(STATED TASK) The required output is a single number: how many lines of the material contain the string "items".

(DATASET ENTRIES)
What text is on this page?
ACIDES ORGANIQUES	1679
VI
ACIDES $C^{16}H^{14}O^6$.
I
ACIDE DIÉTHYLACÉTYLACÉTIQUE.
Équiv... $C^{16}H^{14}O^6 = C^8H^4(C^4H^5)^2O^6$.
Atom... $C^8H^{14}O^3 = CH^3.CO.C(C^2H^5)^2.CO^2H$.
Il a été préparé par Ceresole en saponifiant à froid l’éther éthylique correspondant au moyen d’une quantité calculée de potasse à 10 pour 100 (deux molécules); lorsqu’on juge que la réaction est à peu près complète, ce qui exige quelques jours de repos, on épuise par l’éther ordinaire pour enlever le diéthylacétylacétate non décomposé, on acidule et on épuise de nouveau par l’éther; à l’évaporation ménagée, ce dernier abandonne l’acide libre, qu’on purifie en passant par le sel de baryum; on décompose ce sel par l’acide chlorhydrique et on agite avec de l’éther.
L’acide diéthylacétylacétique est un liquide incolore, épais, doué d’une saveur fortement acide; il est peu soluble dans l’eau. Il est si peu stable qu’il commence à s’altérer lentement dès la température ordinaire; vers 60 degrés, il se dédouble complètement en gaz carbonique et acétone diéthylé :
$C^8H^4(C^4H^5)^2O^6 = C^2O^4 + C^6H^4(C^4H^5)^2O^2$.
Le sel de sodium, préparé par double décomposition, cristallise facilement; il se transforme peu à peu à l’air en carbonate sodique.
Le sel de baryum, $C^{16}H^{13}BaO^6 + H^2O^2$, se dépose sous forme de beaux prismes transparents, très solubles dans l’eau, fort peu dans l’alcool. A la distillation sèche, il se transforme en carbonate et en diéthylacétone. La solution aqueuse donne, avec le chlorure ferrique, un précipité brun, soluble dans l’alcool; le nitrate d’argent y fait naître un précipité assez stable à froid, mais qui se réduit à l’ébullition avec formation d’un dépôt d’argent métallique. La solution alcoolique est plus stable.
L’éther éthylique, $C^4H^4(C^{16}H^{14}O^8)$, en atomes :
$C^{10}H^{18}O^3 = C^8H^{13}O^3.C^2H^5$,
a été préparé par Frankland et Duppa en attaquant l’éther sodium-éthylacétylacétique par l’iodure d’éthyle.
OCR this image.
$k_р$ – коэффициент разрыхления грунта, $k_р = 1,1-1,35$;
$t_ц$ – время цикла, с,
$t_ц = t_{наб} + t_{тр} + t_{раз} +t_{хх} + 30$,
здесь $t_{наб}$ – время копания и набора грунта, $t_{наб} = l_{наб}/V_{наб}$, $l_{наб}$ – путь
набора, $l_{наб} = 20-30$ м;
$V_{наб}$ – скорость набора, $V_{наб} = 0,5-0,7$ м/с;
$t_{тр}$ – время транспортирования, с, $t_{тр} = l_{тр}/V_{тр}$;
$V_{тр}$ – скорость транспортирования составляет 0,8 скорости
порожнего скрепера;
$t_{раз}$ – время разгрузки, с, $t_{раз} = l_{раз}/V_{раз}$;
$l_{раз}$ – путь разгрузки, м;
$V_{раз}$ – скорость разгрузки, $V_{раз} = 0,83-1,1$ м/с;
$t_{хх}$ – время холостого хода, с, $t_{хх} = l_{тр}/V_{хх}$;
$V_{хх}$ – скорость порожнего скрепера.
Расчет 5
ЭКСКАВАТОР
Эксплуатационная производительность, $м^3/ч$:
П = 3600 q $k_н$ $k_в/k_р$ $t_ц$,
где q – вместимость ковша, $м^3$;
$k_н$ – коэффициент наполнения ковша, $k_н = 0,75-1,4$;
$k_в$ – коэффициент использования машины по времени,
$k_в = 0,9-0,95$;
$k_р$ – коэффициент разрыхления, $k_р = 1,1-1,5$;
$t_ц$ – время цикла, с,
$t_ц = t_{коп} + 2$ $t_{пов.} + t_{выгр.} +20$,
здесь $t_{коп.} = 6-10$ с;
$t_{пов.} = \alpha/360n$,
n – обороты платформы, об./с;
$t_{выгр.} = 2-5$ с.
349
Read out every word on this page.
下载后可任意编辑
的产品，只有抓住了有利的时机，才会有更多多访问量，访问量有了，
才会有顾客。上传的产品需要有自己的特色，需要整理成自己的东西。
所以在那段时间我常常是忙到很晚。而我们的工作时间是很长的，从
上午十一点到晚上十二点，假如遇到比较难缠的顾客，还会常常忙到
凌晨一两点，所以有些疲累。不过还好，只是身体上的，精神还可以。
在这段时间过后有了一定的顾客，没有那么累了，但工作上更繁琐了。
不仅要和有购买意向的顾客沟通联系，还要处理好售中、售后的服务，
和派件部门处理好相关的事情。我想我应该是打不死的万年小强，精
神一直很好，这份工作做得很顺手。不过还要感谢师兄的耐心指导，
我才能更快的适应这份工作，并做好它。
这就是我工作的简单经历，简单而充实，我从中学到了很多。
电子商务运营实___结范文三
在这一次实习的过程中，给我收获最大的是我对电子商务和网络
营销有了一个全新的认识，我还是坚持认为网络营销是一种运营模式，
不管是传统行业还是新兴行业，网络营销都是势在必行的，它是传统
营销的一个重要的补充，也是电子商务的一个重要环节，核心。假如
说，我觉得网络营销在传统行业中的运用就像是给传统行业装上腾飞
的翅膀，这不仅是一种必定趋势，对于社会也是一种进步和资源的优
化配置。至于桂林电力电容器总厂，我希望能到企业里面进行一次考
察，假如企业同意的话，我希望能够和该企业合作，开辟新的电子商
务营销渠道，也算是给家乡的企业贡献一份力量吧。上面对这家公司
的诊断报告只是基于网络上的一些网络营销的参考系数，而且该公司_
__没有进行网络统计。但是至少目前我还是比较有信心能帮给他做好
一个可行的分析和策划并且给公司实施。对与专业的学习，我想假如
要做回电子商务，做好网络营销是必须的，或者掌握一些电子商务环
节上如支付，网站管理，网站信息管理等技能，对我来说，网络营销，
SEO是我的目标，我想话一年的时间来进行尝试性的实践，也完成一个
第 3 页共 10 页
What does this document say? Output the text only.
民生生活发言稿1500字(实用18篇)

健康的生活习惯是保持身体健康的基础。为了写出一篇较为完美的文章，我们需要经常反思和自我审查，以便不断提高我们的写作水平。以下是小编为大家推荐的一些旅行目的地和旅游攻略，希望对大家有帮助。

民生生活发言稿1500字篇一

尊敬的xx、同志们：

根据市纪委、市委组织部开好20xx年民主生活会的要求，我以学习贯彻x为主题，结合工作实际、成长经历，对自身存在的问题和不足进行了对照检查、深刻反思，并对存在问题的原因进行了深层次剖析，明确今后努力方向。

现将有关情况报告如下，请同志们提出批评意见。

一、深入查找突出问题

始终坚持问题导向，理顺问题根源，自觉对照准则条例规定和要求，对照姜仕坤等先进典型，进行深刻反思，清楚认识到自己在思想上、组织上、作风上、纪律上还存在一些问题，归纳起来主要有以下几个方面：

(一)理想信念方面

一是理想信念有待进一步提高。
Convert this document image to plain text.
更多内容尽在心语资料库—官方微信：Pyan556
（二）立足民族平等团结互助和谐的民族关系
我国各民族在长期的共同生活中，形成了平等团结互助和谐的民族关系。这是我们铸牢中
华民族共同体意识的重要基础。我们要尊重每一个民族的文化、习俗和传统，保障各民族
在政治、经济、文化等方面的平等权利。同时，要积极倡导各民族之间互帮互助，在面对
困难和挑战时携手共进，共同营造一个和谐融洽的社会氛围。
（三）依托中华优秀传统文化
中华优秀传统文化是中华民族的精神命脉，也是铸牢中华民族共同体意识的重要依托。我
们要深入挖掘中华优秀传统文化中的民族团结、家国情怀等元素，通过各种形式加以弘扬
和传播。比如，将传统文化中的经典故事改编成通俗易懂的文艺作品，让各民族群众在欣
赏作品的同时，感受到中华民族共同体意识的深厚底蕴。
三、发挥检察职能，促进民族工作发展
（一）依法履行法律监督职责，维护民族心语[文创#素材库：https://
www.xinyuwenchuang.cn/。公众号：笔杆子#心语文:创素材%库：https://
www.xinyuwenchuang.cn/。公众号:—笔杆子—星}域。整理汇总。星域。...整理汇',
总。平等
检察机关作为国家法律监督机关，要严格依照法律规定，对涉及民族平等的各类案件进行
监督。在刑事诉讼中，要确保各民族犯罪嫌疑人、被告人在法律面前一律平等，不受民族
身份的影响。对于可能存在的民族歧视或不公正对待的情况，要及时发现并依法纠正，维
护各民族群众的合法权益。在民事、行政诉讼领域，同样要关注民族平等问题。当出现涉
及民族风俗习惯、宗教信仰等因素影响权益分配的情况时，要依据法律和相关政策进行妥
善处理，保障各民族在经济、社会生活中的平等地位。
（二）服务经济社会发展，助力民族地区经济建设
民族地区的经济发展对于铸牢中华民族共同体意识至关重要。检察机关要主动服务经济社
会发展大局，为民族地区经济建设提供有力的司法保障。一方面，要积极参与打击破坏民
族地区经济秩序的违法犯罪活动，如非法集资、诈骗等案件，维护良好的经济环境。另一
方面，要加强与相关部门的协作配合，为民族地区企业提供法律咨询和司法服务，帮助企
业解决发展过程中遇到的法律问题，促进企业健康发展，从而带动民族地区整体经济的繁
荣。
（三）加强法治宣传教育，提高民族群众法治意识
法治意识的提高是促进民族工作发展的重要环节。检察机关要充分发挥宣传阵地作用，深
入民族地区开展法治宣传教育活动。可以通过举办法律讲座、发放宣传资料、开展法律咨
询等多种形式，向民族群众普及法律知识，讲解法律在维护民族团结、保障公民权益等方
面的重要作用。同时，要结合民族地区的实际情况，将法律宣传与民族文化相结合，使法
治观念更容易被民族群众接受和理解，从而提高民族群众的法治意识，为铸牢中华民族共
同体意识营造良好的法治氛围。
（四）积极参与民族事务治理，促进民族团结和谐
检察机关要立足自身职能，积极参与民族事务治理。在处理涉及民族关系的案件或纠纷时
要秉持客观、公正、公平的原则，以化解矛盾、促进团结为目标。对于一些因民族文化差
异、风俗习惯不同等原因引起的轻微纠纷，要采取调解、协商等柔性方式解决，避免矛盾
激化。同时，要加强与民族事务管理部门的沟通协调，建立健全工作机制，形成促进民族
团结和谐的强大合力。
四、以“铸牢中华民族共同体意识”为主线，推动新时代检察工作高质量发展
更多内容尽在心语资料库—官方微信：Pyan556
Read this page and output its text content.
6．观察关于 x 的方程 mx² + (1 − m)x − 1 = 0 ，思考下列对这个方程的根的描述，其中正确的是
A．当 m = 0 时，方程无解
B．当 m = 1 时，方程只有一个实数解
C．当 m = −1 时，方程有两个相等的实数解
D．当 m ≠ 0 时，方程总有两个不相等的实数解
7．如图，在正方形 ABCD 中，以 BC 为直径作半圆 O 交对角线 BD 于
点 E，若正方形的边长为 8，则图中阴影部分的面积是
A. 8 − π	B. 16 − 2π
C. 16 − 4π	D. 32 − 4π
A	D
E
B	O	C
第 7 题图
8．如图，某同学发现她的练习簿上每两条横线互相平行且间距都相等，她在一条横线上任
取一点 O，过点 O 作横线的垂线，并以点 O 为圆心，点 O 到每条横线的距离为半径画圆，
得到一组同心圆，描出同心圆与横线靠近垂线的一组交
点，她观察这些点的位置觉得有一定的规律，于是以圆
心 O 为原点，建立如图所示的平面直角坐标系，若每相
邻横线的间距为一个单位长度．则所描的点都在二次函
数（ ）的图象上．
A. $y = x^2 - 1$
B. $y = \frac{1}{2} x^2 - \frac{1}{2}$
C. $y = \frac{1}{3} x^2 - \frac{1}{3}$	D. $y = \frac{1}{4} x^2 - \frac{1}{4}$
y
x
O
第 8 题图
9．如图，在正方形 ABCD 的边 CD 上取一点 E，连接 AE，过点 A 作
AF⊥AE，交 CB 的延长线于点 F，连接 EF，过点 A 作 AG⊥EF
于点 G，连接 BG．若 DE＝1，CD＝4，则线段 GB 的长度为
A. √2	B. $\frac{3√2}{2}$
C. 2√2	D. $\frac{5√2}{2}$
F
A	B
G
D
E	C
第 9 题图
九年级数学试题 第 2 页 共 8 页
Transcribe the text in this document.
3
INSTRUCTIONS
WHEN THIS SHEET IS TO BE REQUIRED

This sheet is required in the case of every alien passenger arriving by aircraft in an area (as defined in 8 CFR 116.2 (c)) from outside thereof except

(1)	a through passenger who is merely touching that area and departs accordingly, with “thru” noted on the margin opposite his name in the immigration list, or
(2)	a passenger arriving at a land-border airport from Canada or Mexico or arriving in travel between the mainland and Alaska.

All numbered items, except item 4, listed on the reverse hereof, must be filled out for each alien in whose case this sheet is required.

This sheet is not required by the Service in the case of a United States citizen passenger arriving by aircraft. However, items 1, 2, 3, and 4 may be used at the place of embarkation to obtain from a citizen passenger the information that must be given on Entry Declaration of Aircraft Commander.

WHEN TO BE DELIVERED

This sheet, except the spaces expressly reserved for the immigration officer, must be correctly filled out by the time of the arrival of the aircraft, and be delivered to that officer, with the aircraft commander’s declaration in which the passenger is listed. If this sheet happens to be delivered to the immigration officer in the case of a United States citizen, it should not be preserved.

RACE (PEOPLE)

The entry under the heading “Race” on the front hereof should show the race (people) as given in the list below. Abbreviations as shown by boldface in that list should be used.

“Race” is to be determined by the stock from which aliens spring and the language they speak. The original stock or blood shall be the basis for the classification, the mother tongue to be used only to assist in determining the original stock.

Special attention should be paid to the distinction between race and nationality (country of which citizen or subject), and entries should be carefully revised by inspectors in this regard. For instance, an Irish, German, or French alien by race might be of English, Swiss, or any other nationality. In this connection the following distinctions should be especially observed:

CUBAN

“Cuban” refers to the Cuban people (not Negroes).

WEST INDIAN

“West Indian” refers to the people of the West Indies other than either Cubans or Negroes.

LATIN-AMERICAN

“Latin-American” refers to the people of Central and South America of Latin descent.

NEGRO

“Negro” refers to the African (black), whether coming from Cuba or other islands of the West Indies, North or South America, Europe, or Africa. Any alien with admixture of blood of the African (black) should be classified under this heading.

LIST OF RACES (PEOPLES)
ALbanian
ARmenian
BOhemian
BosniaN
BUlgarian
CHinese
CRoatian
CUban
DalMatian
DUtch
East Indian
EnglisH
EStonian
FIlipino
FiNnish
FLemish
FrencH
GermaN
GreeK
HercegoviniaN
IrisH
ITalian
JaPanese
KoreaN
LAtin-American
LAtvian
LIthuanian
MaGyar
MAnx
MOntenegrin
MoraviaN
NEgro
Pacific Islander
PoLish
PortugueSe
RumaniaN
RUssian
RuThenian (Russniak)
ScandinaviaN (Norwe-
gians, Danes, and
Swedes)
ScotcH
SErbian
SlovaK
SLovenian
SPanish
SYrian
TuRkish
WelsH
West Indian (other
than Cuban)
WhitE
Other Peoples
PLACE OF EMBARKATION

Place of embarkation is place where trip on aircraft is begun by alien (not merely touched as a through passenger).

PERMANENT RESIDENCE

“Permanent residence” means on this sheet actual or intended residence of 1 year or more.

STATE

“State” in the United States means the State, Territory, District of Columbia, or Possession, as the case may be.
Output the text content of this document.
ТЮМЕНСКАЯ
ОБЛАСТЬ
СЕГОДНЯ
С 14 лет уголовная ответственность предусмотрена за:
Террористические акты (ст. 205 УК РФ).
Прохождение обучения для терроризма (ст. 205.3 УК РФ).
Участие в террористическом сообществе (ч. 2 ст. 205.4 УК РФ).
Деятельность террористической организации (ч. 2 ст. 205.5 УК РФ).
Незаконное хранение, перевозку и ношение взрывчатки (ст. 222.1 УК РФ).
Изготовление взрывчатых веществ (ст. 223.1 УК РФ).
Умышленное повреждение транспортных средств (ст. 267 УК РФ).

(COMPLETED EXERCISE) 2